| GIVEN EXERCISE |
From the entries below, copy every line that holds the word "this".

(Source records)
--- start ---

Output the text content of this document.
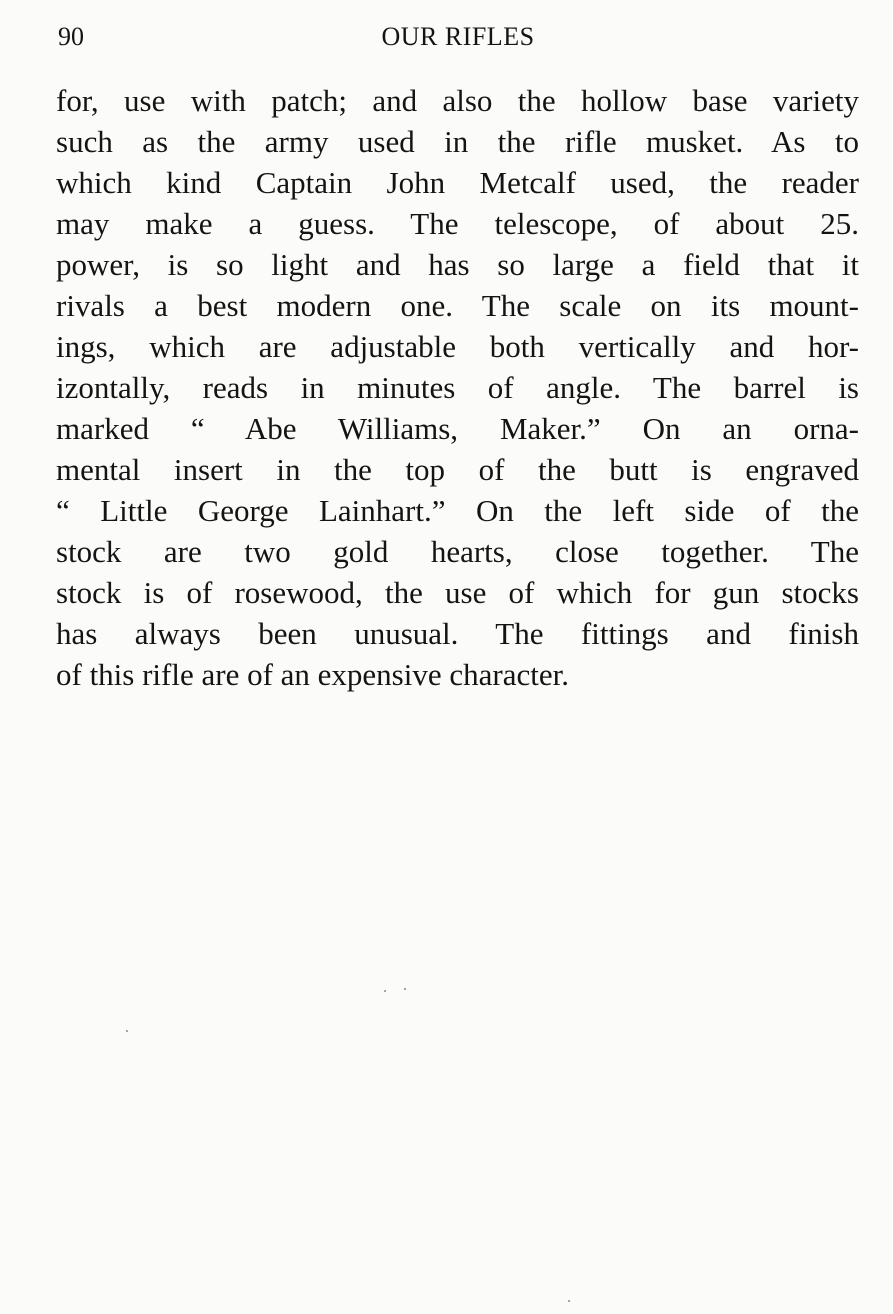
90	OUR RIFLES
for, use with patch; and also the hollow base variety
such as the army used in the rifle musket. As to
which kind Captain John Metcalf used, the reader
may make a guess. The telescope, of about 25.
power, is so light and has so large a field that it
rivals a best modern one. The scale on its mount-
ings, which are adjustable both vertically and hor-
izontally, reads in minutes of angle. The barrel is
marked “ Abe Williams, Maker.” On an orna-
mental insert in the top of the butt is engraved
“ Little George Lainhart.” On the left side of the
stock are two gold hearts, close together. The
stock is of rosewood, the use of which for gun stocks
has always been unusual. The fittings and finish
of this rifle are of an expensive character.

--- end ---

| WORKED SOLUTION |
Output the text content of this document.
of this rifle are of an expensive character.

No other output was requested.